▶ _READING PASSAGE_:
··········

The downside: 1. Because there is only one premium, it requires somewhere around $100,000 in liquid assets to get a meaningful long term care benefit.  2. The worst case, guaranteed, scenario is that you (or your beneficiaries) get all of your money back, but without any investment gain or loss.  3.  Less policy benefits design flexibility compared to traditional (on-going premiums) long term care insurance.  4. Hybrid policies do not qualify for long term care partnership status (not likely to be a concern for anyone who can afford to move $100,000+).

There are currently three primary insurance companies offering this type of policy.  I generally lean toward one of the three because of the completeness of guarantees and robustness of the long term care benefits.  Each client’s situation is different thus must be evaluated individually.  In my insurance practice, I submit applications for several of these hybrids each year…with the number growing.

Here are some examples using actual values from one of the leading insurance companies.  All assume a married non-smoker, a $5,000 initial maximum monthly benefit amount, 3% simple inflation protection, and a four-year benefit period:

Age 50, Male: $75,395 single premium.  $250,800 initial long term care benefit pool.  $466,800 long term care benefit pool at age 80.  $120,000 death benefit (if long term care benefit are not used).

··········

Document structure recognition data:
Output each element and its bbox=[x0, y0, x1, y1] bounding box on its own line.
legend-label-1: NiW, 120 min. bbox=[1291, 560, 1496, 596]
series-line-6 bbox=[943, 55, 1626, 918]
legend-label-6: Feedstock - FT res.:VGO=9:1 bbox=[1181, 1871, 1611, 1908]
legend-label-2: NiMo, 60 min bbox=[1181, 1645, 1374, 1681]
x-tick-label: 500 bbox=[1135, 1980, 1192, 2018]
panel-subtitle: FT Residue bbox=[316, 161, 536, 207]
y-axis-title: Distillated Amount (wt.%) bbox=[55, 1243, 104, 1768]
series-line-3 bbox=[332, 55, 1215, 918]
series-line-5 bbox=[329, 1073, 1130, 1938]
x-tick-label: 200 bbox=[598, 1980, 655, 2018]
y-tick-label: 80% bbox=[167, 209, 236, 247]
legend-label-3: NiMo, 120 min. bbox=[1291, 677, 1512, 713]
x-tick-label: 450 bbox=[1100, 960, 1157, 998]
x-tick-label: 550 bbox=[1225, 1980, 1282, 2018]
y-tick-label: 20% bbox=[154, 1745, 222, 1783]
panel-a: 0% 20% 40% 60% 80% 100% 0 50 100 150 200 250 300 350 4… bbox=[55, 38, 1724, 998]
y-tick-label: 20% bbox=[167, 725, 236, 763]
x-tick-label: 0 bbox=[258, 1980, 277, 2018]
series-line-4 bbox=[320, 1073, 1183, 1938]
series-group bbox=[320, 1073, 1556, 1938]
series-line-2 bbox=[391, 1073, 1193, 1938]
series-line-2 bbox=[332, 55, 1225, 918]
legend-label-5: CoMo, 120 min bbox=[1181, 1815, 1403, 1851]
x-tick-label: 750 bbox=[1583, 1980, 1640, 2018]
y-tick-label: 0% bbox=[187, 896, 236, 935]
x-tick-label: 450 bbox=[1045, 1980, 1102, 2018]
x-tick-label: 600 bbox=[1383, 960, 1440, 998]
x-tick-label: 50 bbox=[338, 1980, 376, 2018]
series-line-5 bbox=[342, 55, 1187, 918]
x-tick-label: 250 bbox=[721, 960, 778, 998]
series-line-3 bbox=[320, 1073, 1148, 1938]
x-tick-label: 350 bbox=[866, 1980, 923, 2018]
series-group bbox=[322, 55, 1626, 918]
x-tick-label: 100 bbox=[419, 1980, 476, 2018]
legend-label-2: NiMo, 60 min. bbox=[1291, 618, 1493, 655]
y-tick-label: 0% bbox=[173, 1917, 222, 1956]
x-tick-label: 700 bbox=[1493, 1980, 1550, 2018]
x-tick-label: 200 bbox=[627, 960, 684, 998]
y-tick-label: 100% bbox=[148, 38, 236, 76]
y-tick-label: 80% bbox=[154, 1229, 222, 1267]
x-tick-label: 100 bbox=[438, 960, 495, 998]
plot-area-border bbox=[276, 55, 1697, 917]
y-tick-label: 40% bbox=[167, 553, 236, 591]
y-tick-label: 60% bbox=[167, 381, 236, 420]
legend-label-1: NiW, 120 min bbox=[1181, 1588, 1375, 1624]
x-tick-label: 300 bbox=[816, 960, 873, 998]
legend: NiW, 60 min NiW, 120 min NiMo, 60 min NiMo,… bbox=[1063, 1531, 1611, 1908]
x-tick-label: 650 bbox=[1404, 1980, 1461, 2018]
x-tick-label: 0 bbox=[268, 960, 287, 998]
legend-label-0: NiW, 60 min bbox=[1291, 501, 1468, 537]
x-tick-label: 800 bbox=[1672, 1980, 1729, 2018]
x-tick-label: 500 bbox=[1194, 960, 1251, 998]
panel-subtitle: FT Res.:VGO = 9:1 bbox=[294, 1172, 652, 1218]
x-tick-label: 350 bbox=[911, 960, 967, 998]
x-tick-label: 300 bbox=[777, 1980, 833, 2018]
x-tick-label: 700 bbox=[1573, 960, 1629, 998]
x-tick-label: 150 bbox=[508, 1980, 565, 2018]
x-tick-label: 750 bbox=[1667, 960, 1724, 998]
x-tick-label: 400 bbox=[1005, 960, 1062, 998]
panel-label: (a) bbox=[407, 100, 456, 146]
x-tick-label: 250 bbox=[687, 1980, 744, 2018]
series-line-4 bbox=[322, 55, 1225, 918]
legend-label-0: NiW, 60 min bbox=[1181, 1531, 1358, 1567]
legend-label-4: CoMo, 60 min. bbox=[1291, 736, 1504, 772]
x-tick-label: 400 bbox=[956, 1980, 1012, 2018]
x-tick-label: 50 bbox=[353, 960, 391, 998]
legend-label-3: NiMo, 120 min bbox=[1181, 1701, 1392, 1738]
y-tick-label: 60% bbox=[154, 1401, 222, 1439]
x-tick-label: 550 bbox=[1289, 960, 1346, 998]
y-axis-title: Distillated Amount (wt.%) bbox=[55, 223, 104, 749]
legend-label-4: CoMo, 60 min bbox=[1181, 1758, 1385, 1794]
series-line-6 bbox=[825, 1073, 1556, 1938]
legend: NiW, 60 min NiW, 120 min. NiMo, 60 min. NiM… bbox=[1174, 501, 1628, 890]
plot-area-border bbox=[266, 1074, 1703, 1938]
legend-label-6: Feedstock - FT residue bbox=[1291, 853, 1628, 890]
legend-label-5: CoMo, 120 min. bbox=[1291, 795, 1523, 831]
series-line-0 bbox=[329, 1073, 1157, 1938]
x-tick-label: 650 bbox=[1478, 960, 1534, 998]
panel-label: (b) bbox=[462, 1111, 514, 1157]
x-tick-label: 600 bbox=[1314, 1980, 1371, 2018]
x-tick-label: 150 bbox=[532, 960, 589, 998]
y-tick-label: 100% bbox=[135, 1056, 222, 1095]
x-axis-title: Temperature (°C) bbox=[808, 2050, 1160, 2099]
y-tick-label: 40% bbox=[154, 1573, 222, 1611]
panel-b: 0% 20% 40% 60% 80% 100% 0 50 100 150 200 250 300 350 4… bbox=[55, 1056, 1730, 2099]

··········

▶ _REQUIRED ACTIONS_:
[1] Answer these questions from the passage on hybrid long term care policies:
(a) About how much in liquid assets does a meaningful long term care benefit require?
(b) How many primary insurance companies currently offer this type of policy?
(c) In the Age 50, Male example, what is the single premium?
[2] Please continue the passage on hybrid long term care policies from its last sentence.

▶ _RESULTS OF THE TASKS_:
[1]
(a) Somewhere around $100,000.
(b) Three.
(c) $75,395.

[2]
Age 50, Female: $75,313 single premium.  $250,800 initial long term care benefit pool.  $466,800 long term care benefit pool at age 80.  $120,000 death benefit (if long term care benefit are not used).

Age 60, Male: $101,053 single premium.  $250,800 initial long term care benefit pool.  $394,800 long term care benefit pool at age 80.  $120,000 death benefit (if long term care benefit are not used).

Age 60, Female: $96,532 single premium.  $250,800 initial long term care benefit pool.  $394,800 long term care benefit pool at age 80.  $120,000 death benefit (if long term care benefit are not used).

Age 70, Male: $128,074 single premium.  $250,800 initial long term care benefit pool.  $322,800 long term care benefit pool at age 80.  $128,074 death benefit (if long term care benefit are not used).

Age 70, Female: $134,782 single premium.  $250,800 initial long term care benefit pool.  $322,800 long term care benefit pool at age 80.  $134,782 death benefit (if long term care benefit are not used).

As you can see, the required single premium amount becomes larger as you wait to apply.  What about gender?  Why do you think the single premium for women is sometimes less and sometimes more than for men.  I would love to hear your thoughts.  Clue: Women tend to live longer than men, but receive long term care benefits more frequently and beginning at an earlier age.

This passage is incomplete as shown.